Entries with figure data

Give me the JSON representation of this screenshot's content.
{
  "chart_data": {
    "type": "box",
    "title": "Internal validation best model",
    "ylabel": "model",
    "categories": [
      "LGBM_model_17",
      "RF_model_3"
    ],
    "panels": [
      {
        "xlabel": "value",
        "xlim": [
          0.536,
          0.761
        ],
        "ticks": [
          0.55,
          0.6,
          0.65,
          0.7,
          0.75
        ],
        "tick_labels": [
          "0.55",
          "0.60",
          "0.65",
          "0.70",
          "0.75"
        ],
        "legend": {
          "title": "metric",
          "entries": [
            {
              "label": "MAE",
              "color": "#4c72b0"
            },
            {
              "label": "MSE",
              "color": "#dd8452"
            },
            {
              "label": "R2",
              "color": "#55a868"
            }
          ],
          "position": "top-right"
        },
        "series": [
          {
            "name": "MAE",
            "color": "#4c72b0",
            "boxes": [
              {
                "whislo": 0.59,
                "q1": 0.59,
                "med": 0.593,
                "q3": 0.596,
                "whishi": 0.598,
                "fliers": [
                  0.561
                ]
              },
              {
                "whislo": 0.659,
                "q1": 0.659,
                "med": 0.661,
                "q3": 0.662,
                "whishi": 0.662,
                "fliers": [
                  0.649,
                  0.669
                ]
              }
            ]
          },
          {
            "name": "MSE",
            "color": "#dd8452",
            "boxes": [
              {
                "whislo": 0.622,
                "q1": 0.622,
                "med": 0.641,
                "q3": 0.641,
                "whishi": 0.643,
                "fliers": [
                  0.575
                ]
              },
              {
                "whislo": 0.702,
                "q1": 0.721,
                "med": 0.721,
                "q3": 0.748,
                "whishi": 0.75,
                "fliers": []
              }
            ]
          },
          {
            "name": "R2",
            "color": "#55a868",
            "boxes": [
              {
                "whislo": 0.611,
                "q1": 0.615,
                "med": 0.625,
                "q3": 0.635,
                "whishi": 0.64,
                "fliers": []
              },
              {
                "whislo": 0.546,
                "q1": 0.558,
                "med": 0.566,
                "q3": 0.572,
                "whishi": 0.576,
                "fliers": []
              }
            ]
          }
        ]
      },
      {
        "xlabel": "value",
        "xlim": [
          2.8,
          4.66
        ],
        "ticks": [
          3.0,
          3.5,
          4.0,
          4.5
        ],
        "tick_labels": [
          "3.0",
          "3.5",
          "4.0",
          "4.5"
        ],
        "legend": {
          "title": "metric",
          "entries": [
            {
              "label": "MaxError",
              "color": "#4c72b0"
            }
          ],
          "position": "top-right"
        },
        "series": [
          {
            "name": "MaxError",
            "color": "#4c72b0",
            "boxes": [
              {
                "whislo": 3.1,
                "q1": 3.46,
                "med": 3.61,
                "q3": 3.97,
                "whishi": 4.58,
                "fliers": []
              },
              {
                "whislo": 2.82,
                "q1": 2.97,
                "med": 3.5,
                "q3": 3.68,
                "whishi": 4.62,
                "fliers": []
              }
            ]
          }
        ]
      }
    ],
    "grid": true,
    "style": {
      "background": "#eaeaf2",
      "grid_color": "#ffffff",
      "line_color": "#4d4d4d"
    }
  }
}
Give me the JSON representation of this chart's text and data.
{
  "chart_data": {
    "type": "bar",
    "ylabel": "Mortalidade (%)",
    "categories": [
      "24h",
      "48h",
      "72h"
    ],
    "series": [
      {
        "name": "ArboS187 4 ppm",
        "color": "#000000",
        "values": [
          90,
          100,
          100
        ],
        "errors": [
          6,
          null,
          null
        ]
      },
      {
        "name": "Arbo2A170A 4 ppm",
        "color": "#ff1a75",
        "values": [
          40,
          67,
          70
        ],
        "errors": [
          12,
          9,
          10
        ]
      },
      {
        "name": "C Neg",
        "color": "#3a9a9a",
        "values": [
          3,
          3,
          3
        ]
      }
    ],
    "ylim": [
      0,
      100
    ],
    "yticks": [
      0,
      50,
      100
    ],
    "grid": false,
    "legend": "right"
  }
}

* _Goal_: Your task is to output the full set of records exactly as presented.

* _Correct answer_:
Give me the JSON representation of this screenshot's content.
{
  "chart_data": {
    "type": "box",
    "title": "Internal validation best model",
    "ylabel": "model",
    "categories": [
      "LGBM_model_17",
      "RF_model_3"
    ],
    "panels": [
      {
        "xlabel": "value",
        "xlim": [
          0.536,
          0.761
        ],
        "ticks": [
          0.55,
          0.6,
          0.65,
          0.7,
          0.75
        ],
        "tick_labels": [
          "0.55",
          "0.60",
          "0.65",
          "0.70",
          "0.75"
        ],
        "legend": {
          "title": "metric",
          "entries": [
            {
              "label": "MAE",
              "color": "#4c72b0"
            },
            {
              "label": "MSE",
              "color": "#dd8452"
            },
            {
              "label": "R2",
              "color": "#55a868"
            }
          ],
          "position": "top-right"
        },
        "series": [
          {
            "name": "MAE",
            "color": "#4c72b0",
            "boxes": [
              {
                "whislo": 0.59,
                "q1": 0.59,
                "med": 0.593,
                "q3": 0.596,
                "whishi": 0.598,
                "fliers": [
                  0.561
                ]
              },
              {
                "whislo": 0.659,
                "q1": 0.659,
                "med": 0.661,
                "q3": 0.662,
                "whishi": 0.662,
                "fliers": [
                  0.649,
                  0.669
                ]
              }
            ]
          },
          {
            "name": "MSE",
            "color": "#dd8452",
            "boxes": [
              {
                "whislo": 0.622,
                "q1": 0.622,
                "med": 0.641,
                "q3": 0.641,
                "whishi": 0.643,
                "fliers": [
                  0.575
                ]
              },
              {
                "whislo": 0.702,
                "q1": 0.721,
                "med": 0.721,
                "q3": 0.748,
                "whishi": 0.75,
                "fliers": []
              }
            ]
          },
          {
            "name": "R2",
            "color": "#55a868",
            "boxes": [
              {
                "whislo": 0.611,
                "q1": 0.615,
                "med": 0.625,
                "q3": 0.635,
                "whishi": 0.64,
                "fliers": []
              },
              {
                "whislo": 0.546,
                "q1": 0.558,
                "med": 0.566,
                "q3": 0.572,
                "whishi": 0.576,
                "fliers": []
              }
            ]
          }
        ]
      },
      {
        "xlabel": "value",
        "xlim": [
          2.8,
          4.66
        ],
        "ticks": [
          3.0,
          3.5,
          4.0,
          4.5
        ],
        "tick_labels": [
          "3.0",
          "3.5",
          "4.0",
          "4.5"
        ],
        "legend": {
          "title": "metric",
          "entries": [
            {
              "label": "MaxError",
              "color": "#4c72b0"
            }
          ],
          "position": "top-right"
        },
        "series": [
          {
            "name": "MaxError",
            "color": "#4c72b0",
            "boxes": [
              {
                "whislo": 3.1,
                "q1": 3.46,
                "med": 3.61,
                "q3": 3.97,
                "whishi": 4.58,
                "fliers": []
              },
              {
                "whislo": 2.82,
                "q1": 2.97,
                "med": 3.5,
                "q3": 3.68,
                "whishi": 4.62,
                "fliers": []
              }
            ]
          }
        ]
      }
    ],
    "grid": true,
    "style": {
      "background": "#eaeaf2",
      "grid_color": "#ffffff",
      "line_color": "#4d4d4d"
    }
  }
}
Give me the JSON representation of this chart's text and data.
{
  "chart_data": {
    "type": "bar",
    "ylabel": "Mortalidade (%)",
    "categories": [
      "24h",
      "48h",
      "72h"
    ],
    "series": [
      {
        "name": "ArboS187 4 ppm",
        "color": "#000000",
        "values": [
          90,
          100,
          100
        ],
        "errors": [
          6,
          null,
          null
        ]
      },
      {
        "name": "Arbo2A170A 4 ppm",
        "color": "#ff1a75",
        "values": [
          40,
          67,
          70
        ],
        "errors": [
          12,
          9,
          10
        ]
      },
      {
        "name": "C Neg",
        "color": "#3a9a9a",
        "values": [
          3,
          3,
          3
        ]
      }
    ],
    "ylim": [
      0,
      100
    ],
    "yticks": [
      0,
      50,
      100
    ],
    "grid": false,
    "legend": "right"
  }
}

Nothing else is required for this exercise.